→ **EXERCISE**:
Filter these entries so that only lines with the word "into" remain.

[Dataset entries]
• • • •

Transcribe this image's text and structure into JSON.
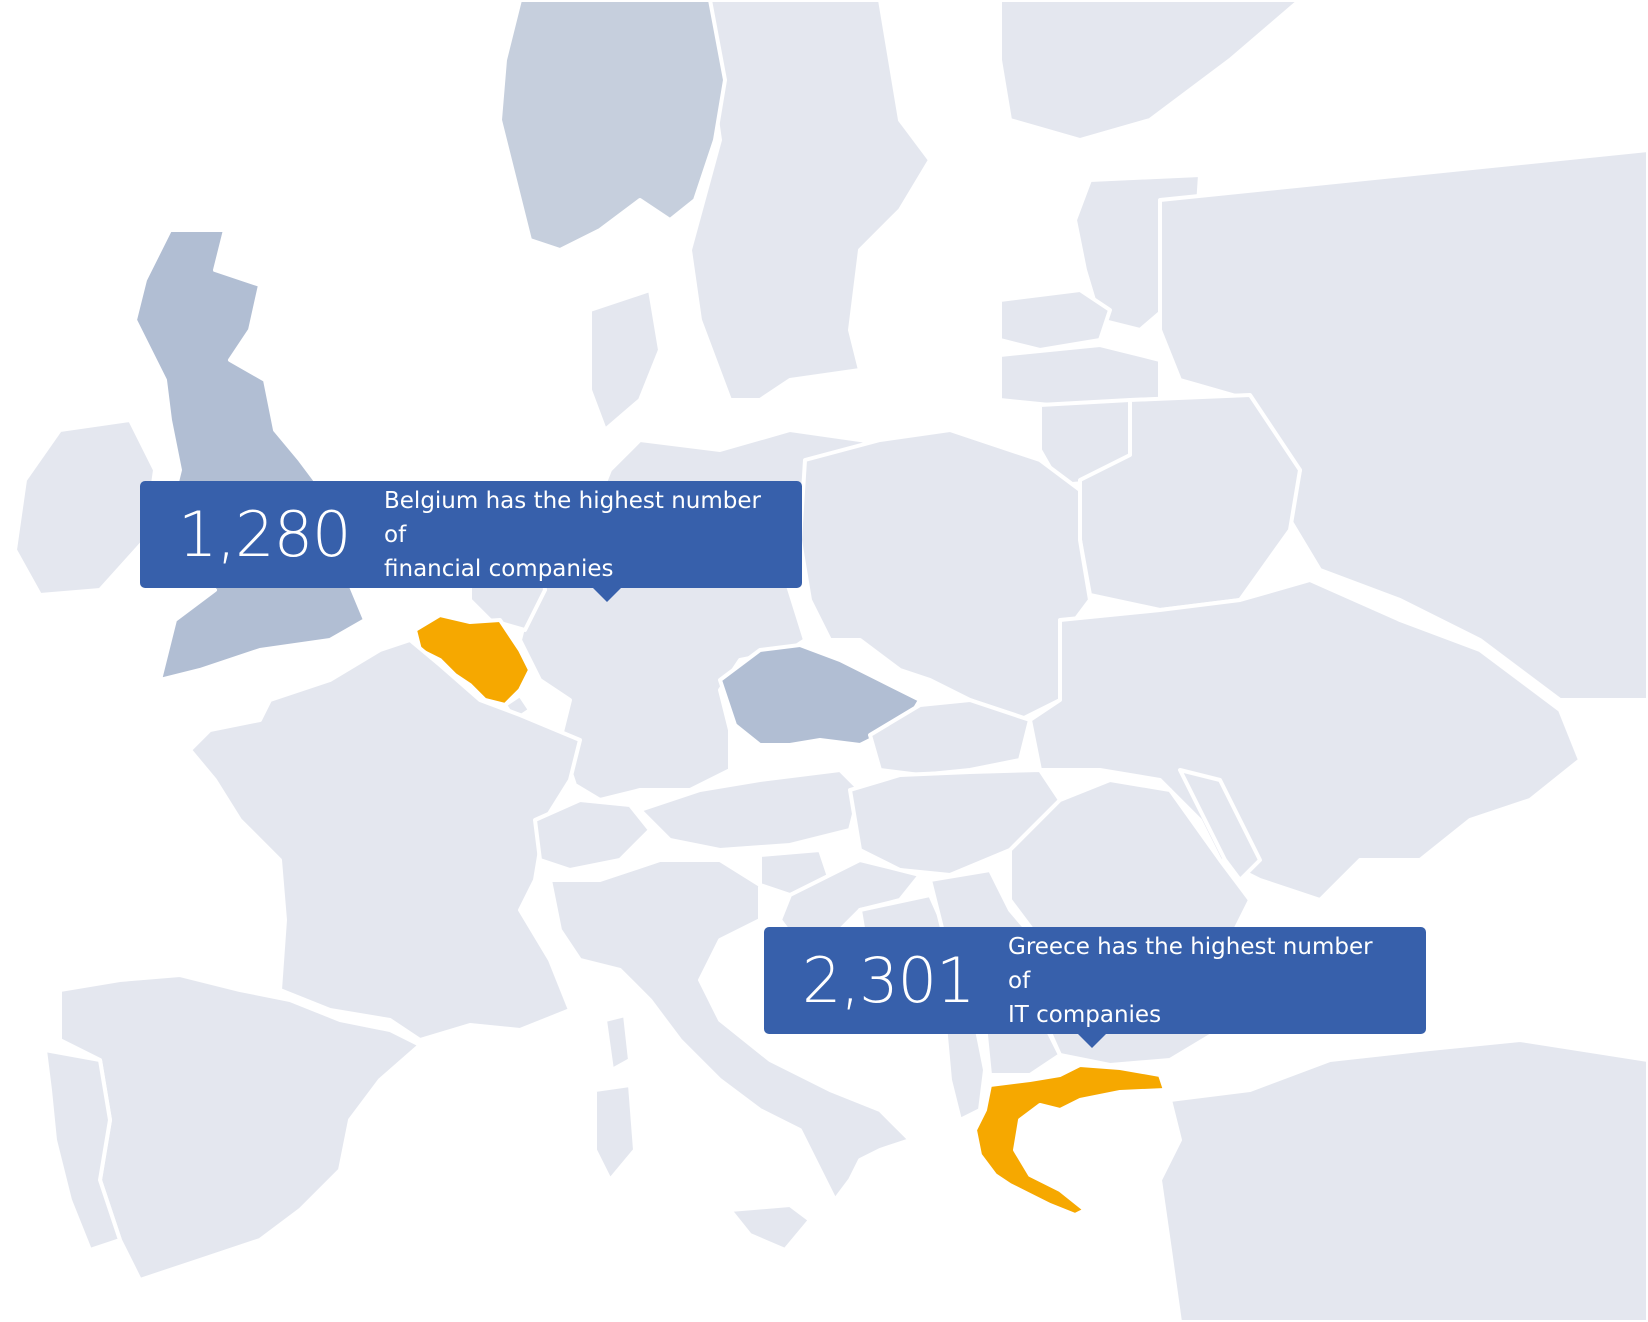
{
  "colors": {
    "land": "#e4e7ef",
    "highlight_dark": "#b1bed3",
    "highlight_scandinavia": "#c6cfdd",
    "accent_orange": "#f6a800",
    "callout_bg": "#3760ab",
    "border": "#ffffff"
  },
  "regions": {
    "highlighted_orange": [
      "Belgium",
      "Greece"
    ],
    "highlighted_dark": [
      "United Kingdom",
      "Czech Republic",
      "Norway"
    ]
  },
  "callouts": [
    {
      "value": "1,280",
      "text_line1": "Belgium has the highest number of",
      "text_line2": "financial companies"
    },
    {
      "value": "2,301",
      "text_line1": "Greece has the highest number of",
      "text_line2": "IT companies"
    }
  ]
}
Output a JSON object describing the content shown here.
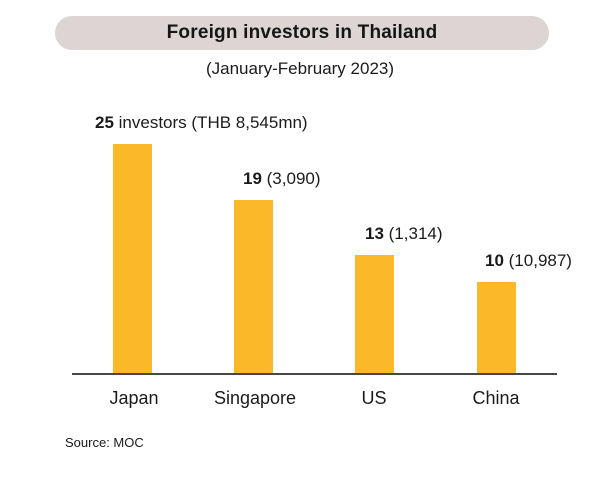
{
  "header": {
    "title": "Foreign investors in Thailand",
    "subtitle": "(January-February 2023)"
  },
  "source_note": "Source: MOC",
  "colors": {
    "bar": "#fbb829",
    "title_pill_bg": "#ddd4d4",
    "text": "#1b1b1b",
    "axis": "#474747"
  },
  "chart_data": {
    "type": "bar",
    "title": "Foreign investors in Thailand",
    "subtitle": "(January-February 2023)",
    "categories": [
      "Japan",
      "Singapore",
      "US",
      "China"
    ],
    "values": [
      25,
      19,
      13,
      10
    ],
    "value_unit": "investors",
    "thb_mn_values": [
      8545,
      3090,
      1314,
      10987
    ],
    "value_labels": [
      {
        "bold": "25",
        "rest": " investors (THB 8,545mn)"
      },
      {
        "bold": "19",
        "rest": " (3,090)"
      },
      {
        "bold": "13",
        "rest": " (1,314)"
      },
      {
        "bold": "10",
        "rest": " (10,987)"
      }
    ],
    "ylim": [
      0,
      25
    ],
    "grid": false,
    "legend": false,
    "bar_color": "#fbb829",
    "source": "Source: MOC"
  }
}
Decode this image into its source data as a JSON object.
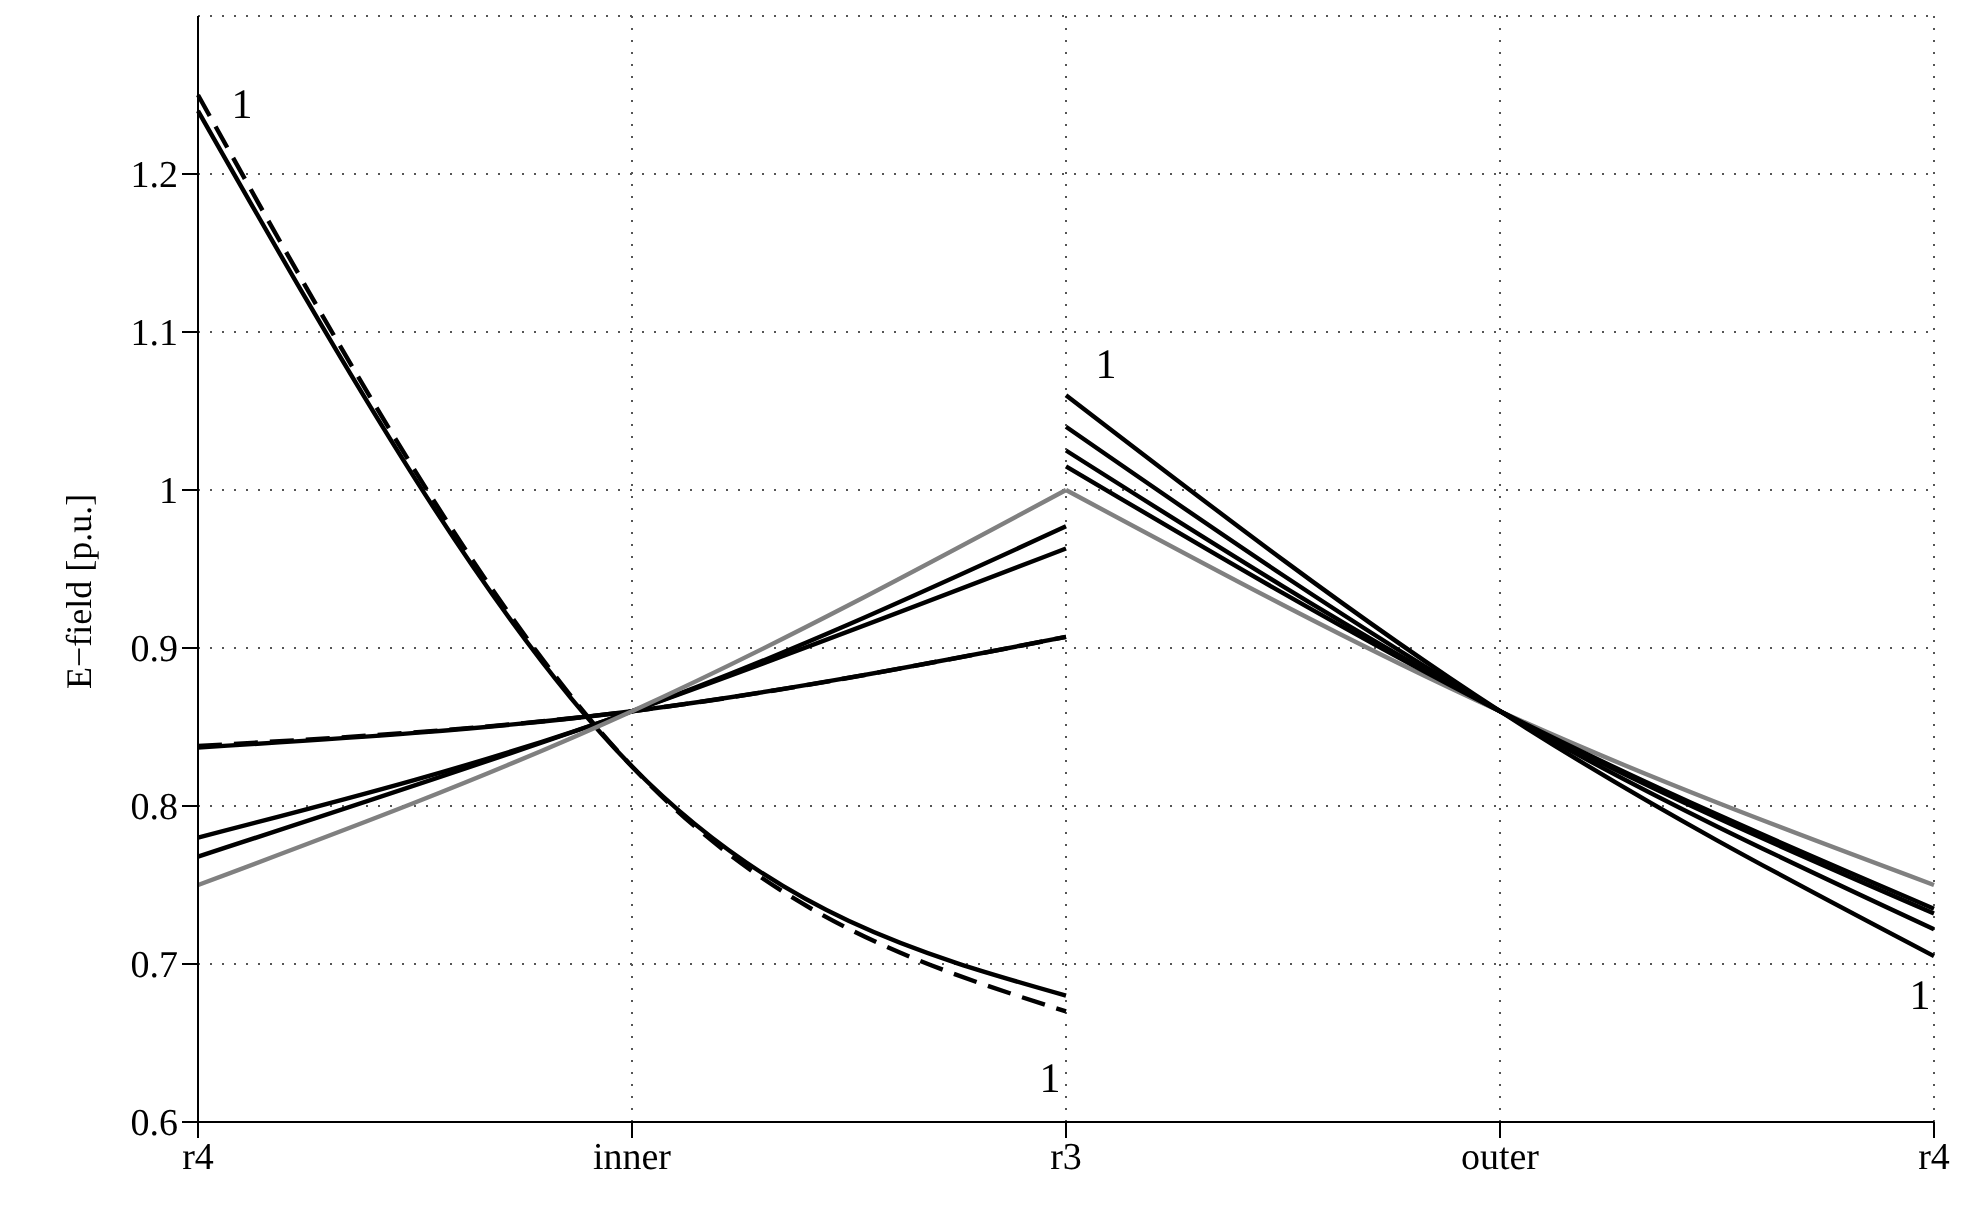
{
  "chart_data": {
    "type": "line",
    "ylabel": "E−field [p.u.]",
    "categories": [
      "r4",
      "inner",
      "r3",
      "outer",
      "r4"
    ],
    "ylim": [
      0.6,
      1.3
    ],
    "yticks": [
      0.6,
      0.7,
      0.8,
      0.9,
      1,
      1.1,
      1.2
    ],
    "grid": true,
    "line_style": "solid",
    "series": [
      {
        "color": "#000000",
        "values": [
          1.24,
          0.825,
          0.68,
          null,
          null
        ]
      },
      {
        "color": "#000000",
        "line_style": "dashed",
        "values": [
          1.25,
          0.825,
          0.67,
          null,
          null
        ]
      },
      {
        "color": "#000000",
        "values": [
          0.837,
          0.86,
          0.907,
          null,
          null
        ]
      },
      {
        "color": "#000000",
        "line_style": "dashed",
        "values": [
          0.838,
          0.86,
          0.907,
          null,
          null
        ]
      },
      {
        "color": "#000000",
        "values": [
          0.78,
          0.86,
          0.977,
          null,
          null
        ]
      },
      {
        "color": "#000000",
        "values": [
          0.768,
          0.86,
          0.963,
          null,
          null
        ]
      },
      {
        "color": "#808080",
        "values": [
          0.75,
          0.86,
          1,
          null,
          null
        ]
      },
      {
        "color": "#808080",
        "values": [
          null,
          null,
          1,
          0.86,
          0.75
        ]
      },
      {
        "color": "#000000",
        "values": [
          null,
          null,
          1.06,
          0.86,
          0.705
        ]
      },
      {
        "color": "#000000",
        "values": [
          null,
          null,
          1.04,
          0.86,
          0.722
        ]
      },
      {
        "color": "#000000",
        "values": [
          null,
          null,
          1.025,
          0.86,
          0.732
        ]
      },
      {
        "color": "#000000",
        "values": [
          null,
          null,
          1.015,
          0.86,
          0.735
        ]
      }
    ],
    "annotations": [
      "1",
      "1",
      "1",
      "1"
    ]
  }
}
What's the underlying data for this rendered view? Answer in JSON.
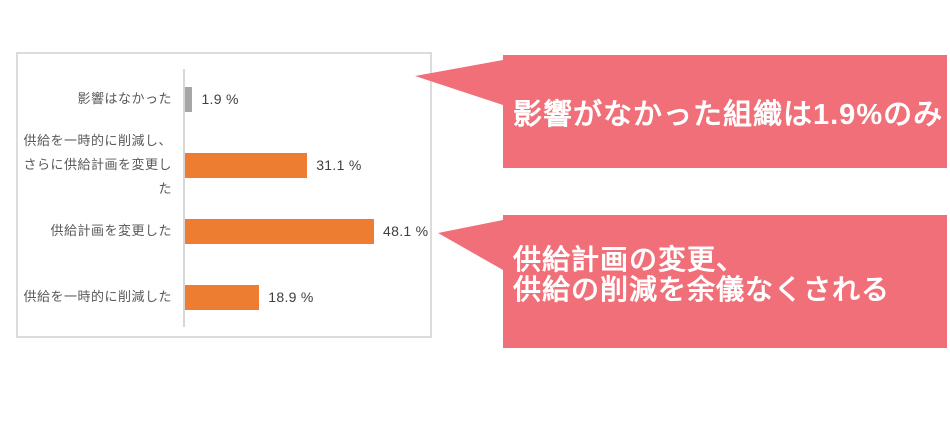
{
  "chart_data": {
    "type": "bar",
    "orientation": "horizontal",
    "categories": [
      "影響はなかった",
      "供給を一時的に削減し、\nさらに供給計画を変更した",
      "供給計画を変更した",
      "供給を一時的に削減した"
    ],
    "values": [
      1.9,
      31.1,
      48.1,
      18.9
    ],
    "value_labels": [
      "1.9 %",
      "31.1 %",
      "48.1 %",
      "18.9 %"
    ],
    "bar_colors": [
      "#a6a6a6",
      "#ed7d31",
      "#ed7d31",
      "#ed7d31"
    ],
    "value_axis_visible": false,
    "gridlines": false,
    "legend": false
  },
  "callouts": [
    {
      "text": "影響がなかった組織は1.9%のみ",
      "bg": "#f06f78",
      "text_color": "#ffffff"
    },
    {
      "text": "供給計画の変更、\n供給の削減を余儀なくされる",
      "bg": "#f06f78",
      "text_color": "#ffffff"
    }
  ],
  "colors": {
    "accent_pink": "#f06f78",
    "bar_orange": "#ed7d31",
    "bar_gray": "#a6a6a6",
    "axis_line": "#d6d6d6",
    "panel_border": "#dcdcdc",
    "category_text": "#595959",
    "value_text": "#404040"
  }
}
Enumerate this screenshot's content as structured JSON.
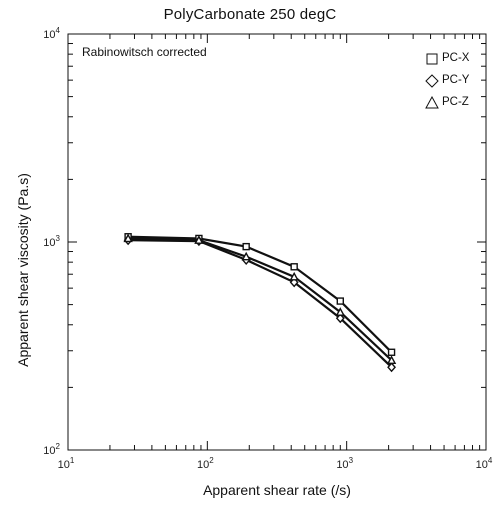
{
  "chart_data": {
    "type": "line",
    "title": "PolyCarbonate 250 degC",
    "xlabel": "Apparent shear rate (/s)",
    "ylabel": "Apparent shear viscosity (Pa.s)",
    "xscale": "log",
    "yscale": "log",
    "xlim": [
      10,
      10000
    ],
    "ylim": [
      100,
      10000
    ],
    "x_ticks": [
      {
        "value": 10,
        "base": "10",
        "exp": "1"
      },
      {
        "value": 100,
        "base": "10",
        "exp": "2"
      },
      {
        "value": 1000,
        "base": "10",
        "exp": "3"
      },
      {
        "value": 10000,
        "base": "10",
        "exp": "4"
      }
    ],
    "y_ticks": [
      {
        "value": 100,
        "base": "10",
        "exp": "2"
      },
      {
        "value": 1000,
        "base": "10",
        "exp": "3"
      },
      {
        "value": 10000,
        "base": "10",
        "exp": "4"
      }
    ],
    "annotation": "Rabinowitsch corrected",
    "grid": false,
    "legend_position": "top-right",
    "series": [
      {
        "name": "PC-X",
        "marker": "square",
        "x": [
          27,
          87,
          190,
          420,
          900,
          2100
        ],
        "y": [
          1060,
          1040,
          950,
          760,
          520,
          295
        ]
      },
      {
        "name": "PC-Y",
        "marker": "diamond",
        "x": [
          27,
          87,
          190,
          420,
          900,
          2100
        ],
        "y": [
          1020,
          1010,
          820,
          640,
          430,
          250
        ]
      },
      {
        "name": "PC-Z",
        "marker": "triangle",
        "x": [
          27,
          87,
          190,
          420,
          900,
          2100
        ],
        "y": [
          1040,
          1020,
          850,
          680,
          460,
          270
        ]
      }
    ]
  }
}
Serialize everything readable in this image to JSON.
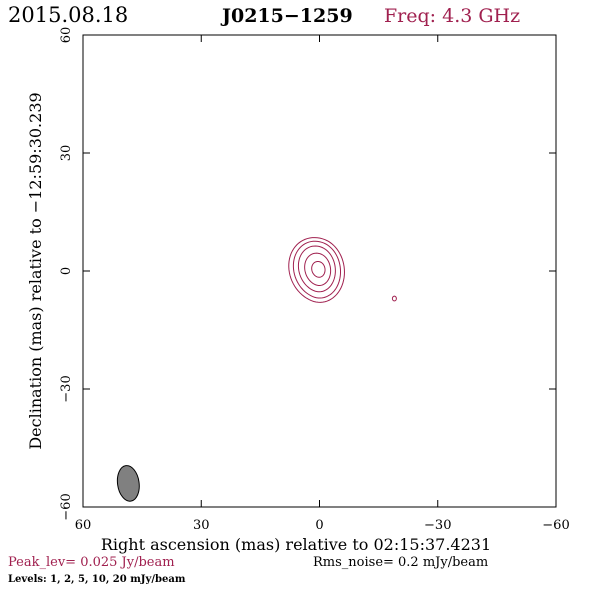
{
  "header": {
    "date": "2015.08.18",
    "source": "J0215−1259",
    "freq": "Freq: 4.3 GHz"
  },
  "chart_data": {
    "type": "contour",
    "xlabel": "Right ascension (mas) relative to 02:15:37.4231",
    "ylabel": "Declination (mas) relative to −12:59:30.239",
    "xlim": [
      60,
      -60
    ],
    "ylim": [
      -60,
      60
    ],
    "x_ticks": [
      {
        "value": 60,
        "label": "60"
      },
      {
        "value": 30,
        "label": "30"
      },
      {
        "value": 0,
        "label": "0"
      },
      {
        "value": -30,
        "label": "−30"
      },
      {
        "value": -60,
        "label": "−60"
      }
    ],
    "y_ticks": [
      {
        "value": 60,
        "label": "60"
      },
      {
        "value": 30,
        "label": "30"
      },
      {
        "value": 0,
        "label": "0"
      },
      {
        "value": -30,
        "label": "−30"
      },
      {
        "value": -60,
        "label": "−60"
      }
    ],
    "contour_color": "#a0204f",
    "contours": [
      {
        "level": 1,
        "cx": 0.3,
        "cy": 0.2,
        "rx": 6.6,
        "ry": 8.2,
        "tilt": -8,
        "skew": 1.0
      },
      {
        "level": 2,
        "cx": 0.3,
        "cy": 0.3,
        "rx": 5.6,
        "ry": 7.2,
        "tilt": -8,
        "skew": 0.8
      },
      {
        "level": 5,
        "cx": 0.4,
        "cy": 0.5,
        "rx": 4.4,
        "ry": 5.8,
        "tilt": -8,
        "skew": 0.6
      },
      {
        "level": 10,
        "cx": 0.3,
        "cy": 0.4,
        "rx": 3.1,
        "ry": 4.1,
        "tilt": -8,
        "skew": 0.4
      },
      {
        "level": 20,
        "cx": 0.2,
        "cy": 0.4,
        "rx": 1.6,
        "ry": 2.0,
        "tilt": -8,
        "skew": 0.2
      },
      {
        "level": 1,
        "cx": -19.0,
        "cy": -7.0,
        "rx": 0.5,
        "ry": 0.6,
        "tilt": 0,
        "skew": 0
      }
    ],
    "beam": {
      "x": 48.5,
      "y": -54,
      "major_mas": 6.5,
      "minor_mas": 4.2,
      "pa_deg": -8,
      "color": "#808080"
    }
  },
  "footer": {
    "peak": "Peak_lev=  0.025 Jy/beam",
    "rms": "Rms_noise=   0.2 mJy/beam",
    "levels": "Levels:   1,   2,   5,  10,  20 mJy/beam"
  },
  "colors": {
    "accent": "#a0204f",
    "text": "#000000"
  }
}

• • • •

→ **ANSWER TO THIS PROBLEM**:
Transcribe this image's text and structure into JSON.
Decode this image into its source data as a JSON object.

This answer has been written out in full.